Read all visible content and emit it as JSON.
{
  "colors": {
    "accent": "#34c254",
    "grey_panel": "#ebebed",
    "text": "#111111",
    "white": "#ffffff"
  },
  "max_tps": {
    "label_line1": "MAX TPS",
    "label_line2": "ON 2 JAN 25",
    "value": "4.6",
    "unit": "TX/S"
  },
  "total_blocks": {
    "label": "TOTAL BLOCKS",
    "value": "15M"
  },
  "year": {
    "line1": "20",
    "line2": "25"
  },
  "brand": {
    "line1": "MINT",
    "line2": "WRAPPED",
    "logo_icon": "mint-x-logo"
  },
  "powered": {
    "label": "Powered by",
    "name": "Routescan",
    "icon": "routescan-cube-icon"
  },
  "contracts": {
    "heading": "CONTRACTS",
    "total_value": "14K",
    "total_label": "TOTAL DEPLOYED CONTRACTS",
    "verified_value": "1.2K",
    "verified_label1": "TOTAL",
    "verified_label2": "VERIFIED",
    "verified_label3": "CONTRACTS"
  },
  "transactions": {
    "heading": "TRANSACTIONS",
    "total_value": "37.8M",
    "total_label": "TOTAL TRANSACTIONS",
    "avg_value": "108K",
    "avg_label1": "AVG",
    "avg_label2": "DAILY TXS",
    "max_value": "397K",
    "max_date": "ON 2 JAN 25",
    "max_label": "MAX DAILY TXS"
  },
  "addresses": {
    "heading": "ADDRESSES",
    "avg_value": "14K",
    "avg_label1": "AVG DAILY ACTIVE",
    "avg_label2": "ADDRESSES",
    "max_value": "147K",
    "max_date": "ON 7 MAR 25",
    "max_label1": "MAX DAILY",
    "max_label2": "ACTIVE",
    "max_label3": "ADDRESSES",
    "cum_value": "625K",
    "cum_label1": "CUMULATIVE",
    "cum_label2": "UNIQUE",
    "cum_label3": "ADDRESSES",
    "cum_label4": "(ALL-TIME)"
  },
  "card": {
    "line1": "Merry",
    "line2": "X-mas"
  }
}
+ + + + + + +
WHAT IS REQUIRED -> Take every line from the data above that holds "heading" and copy it out.

ANSWER FOR THIS EXERCISE ->
    "heading": "CONTRACTS",
    "heading": "TRANSACTIONS",
    "heading": "ADDRESSES",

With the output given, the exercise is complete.